Entries with figure data
***

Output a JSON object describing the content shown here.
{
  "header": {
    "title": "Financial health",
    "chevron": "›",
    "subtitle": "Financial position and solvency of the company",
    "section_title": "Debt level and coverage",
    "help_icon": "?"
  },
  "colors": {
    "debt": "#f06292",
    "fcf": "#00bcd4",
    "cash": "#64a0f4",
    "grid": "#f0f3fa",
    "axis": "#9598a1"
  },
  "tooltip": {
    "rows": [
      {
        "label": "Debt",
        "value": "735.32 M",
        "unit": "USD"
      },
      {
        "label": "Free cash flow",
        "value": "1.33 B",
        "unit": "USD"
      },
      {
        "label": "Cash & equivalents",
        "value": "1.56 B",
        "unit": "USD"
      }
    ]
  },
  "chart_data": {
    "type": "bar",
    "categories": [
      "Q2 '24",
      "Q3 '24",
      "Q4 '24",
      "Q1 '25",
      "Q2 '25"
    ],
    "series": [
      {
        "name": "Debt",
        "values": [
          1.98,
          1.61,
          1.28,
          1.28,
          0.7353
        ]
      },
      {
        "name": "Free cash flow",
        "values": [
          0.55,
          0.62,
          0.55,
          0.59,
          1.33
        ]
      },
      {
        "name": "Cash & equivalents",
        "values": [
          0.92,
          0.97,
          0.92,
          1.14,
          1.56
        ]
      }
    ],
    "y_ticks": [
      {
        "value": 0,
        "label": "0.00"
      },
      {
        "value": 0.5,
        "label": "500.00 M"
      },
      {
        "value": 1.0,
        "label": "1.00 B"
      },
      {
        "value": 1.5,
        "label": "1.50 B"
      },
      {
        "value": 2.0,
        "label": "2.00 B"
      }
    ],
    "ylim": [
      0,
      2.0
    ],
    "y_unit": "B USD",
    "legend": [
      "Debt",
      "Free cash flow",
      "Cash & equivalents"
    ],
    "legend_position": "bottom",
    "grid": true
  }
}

***

● **PROBLEM DETAILS**
All of the data must be returned exactly.

● **SOLVED EXERCISE**
Output a JSON object describing the content shown here.
{
  "header": {
    "title": "Financial health",
    "chevron": "›",
    "subtitle": "Financial position and solvency of the company",
    "section_title": "Debt level and coverage",
    "help_icon": "?"
  },
  "colors": {
    "debt": "#f06292",
    "fcf": "#00bcd4",
    "cash": "#64a0f4",
    "grid": "#f0f3fa",
    "axis": "#9598a1"
  },
  "tooltip": {
    "rows": [
      {
        "label": "Debt",
        "value": "735.32 M",
        "unit": "USD"
      },
      {
        "label": "Free cash flow",
        "value": "1.33 B",
        "unit": "USD"
      },
      {
        "label": "Cash & equivalents",
        "value": "1.56 B",
        "unit": "USD"
      }
    ]
  },
  "chart_data": {
    "type": "bar",
    "categories": [
      "Q2 '24",
      "Q3 '24",
      "Q4 '24",
      "Q1 '25",
      "Q2 '25"
    ],
    "series": [
      {
        "name": "Debt",
        "values": [
          1.98,
          1.61,
          1.28,
          1.28,
          0.7353
        ]
      },
      {
        "name": "Free cash flow",
        "values": [
          0.55,
          0.62,
          0.55,
          0.59,
          1.33
        ]
      },
      {
        "name": "Cash & equivalents",
        "values": [
          0.92,
          0.97,
          0.92,
          1.14,
          1.56
        ]
      }
    ],
    "y_ticks": [
      {
        "value": 0,
        "label": "0.00"
      },
      {
        "value": 0.5,
        "label": "500.00 M"
      },
      {
        "value": 1.0,
        "label": "1.00 B"
      },
      {
        "value": 1.5,
        "label": "1.50 B"
      },
      {
        "value": 2.0,
        "label": "2.00 B"
      }
    ],
    "ylim": [
      0,
      2.0
    ],
    "y_unit": "B USD",
    "legend": [
      "Debt",
      "Free cash flow",
      "Cash & equivalents"
    ],
    "legend_position": "bottom",
    "grid": true
  }
}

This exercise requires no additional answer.